■ Do this
Below is a listing to transcribe in full and exactly; keep the pictures out.

■ Data shown
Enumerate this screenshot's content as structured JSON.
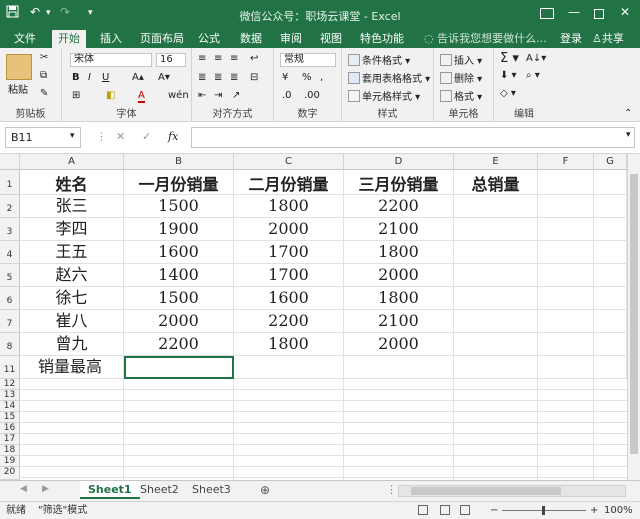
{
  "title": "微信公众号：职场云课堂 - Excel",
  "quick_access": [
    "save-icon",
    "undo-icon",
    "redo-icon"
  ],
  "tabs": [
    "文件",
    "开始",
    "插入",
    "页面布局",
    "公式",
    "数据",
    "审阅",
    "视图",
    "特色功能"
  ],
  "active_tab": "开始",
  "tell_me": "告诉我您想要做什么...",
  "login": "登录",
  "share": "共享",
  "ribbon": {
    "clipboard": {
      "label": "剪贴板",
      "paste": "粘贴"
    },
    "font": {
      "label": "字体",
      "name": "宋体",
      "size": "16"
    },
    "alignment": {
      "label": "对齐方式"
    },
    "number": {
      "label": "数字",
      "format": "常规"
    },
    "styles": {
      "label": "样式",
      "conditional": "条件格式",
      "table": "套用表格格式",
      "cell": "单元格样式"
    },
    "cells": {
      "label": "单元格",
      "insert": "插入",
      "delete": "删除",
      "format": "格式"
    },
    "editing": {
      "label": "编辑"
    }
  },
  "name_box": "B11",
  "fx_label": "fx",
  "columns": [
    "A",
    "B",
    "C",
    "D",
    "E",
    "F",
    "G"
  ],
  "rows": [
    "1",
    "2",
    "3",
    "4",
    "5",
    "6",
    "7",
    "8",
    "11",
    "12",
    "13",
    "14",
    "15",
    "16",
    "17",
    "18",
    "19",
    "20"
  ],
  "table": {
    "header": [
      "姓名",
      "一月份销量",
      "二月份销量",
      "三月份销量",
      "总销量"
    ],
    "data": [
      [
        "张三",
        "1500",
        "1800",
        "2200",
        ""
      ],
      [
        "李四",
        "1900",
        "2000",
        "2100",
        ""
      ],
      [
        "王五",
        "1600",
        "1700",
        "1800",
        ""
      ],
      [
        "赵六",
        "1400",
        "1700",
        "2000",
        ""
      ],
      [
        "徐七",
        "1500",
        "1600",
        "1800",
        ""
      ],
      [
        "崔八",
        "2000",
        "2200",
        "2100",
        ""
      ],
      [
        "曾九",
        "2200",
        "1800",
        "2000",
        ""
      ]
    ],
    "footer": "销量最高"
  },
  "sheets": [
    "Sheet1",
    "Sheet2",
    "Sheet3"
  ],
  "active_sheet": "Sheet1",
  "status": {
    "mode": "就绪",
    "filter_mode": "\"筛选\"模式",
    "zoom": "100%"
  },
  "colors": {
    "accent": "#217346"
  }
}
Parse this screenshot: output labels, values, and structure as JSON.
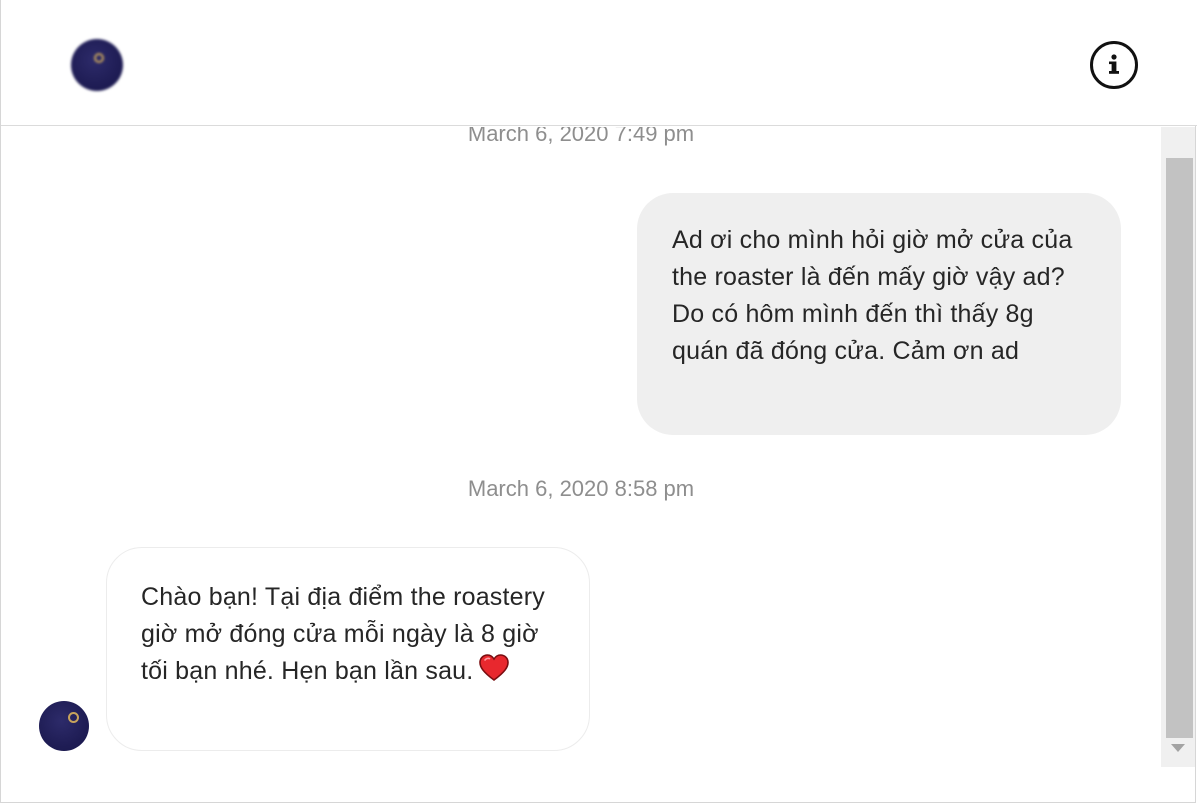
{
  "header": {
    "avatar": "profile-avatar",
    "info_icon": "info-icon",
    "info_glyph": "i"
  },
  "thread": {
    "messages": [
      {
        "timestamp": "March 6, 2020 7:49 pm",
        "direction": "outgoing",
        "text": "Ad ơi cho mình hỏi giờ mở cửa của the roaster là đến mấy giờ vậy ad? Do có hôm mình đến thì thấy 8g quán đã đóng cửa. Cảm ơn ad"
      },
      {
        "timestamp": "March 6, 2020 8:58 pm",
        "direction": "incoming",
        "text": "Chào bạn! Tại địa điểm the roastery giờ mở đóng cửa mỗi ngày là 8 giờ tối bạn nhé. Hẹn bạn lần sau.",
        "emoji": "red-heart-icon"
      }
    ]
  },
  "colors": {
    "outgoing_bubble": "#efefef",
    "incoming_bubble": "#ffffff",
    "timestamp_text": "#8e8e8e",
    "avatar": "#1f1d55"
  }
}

■ Response below
Enumerate this screenshot's content as structured JSON.
{
  "title": "微信公众号：职场云课堂 - Excel",
  "quick_access": [
    "save-icon",
    "undo-icon",
    "redo-icon"
  ],
  "tabs": [
    "文件",
    "开始",
    "插入",
    "页面布局",
    "公式",
    "数据",
    "审阅",
    "视图",
    "特色功能"
  ],
  "active_tab": "开始",
  "tell_me": "告诉我您想要做什么...",
  "login": "登录",
  "share": "共享",
  "ribbon": {
    "clipboard": {
      "label": "剪贴板",
      "paste": "粘贴"
    },
    "font": {
      "label": "字体",
      "name": "宋体",
      "size": "16"
    },
    "alignment": {
      "label": "对齐方式"
    },
    "number": {
      "label": "数字",
      "format": "常规"
    },
    "styles": {
      "label": "样式",
      "conditional": "条件格式",
      "table": "套用表格格式",
      "cell": "单元格样式"
    },
    "cells": {
      "label": "单元格",
      "insert": "插入",
      "delete": "删除",
      "format": "格式"
    },
    "editing": {
      "label": "编辑"
    }
  },
  "name_box": "B11",
  "fx_label": "fx",
  "columns": [
    "A",
    "B",
    "C",
    "D",
    "E",
    "F",
    "G"
  ],
  "rows": [
    "1",
    "2",
    "3",
    "4",
    "5",
    "6",
    "7",
    "8",
    "11",
    "12",
    "13",
    "14",
    "15",
    "16",
    "17",
    "18",
    "19",
    "20"
  ],
  "table": {
    "header": [
      "姓名",
      "一月份销量",
      "二月份销量",
      "三月份销量",
      "总销量"
    ],
    "data": [
      [
        "张三",
        "1500",
        "1800",
        "2200",
        ""
      ],
      [
        "李四",
        "1900",
        "2000",
        "2100",
        ""
      ],
      [
        "王五",
        "1600",
        "1700",
        "1800",
        ""
      ],
      [
        "赵六",
        "1400",
        "1700",
        "2000",
        ""
      ],
      [
        "徐七",
        "1500",
        "1600",
        "1800",
        ""
      ],
      [
        "崔八",
        "2000",
        "2200",
        "2100",
        ""
      ],
      [
        "曾九",
        "2200",
        "1800",
        "2000",
        ""
      ]
    ],
    "footer": "销量最高"
  },
  "sheets": [
    "Sheet1",
    "Sheet2",
    "Sheet3"
  ],
  "active_sheet": "Sheet1",
  "status": {
    "mode": "就绪",
    "filter_mode": "\"筛选\"模式",
    "zoom": "100%"
  },
  "colors": {
    "accent": "#217346"
  }
}
Parse this screenshot: output labels, values, and structure as JSON.
{
  "header": {
    "avatar": "profile-avatar",
    "info_icon": "info-icon",
    "info_glyph": "i"
  },
  "thread": {
    "messages": [
      {
        "timestamp": "March 6, 2020 7:49 pm",
        "direction": "outgoing",
        "text": "Ad ơi cho mình hỏi giờ mở cửa của the roaster là đến mấy giờ vậy ad? Do có hôm mình đến thì thấy 8g quán đã đóng cửa. Cảm ơn ad"
      },
      {
        "timestamp": "March 6, 2020 8:58 pm",
        "direction": "incoming",
        "text": "Chào bạn! Tại địa điểm the roastery giờ mở đóng cửa mỗi ngày là 8 giờ tối bạn nhé. Hẹn bạn lần sau.",
        "emoji": "red-heart-icon"
      }
    ]
  },
  "colors": {
    "outgoing_bubble": "#efefef",
    "incoming_bubble": "#ffffff",
    "timestamp_text": "#8e8e8e",
    "avatar": "#1f1d55"
  }
}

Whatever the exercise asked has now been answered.